• Collected data
· · · · ·
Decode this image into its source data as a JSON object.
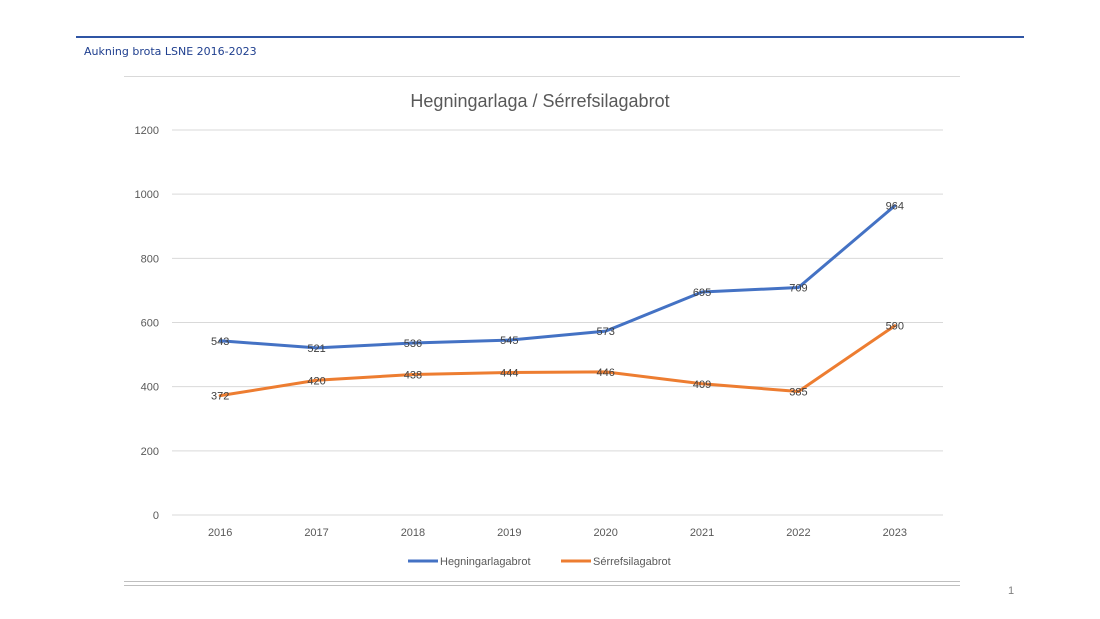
{
  "slide": {
    "header": "Aukning brota LSNE 2016-2023",
    "page_number": "1"
  },
  "colors": {
    "series_1": "#4472c4",
    "series_2": "#ed7d31",
    "header_text": "#1f3f8f",
    "header_rule": "#2f55a4"
  },
  "chart_data": {
    "type": "line",
    "title": "Hegningarlaga / Sérrefsilagabrot",
    "xlabel": "",
    "ylabel": "",
    "categories": [
      "2016",
      "2017",
      "2018",
      "2019",
      "2020",
      "2021",
      "2022",
      "2023"
    ],
    "ylim": [
      0,
      1200
    ],
    "yticks": [
      0,
      200,
      400,
      600,
      800,
      1000,
      1200
    ],
    "grid": true,
    "legend_position": "bottom",
    "data_labels": true,
    "series": [
      {
        "name": "Hegningarlagabrot",
        "values": [
          543,
          521,
          536,
          545,
          573,
          695,
          709,
          964
        ]
      },
      {
        "name": "Sérrefsilagabrot",
        "values": [
          372,
          420,
          438,
          444,
          446,
          409,
          385,
          590
        ]
      }
    ]
  }
}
· · · · ·
Set down all the data again exactly as above, pictures excluded.

Decode this image into its source data as a JSON object.
{
  "slide": {
    "header": "Aukning brota LSNE 2016-2023",
    "page_number": "1"
  },
  "colors": {
    "series_1": "#4472c4",
    "series_2": "#ed7d31",
    "header_text": "#1f3f8f",
    "header_rule": "#2f55a4"
  },
  "chart_data": {
    "type": "line",
    "title": "Hegningarlaga / Sérrefsilagabrot",
    "xlabel": "",
    "ylabel": "",
    "categories": [
      "2016",
      "2017",
      "2018",
      "2019",
      "2020",
      "2021",
      "2022",
      "2023"
    ],
    "ylim": [
      0,
      1200
    ],
    "yticks": [
      0,
      200,
      400,
      600,
      800,
      1000,
      1200
    ],
    "grid": true,
    "legend_position": "bottom",
    "data_labels": true,
    "series": [
      {
        "name": "Hegningarlagabrot",
        "values": [
          543,
          521,
          536,
          545,
          573,
          695,
          709,
          964
        ]
      },
      {
        "name": "Sérrefsilagabrot",
        "values": [
          372,
          420,
          438,
          444,
          446,
          409,
          385,
          590
        ]
      }
    ]
  }
}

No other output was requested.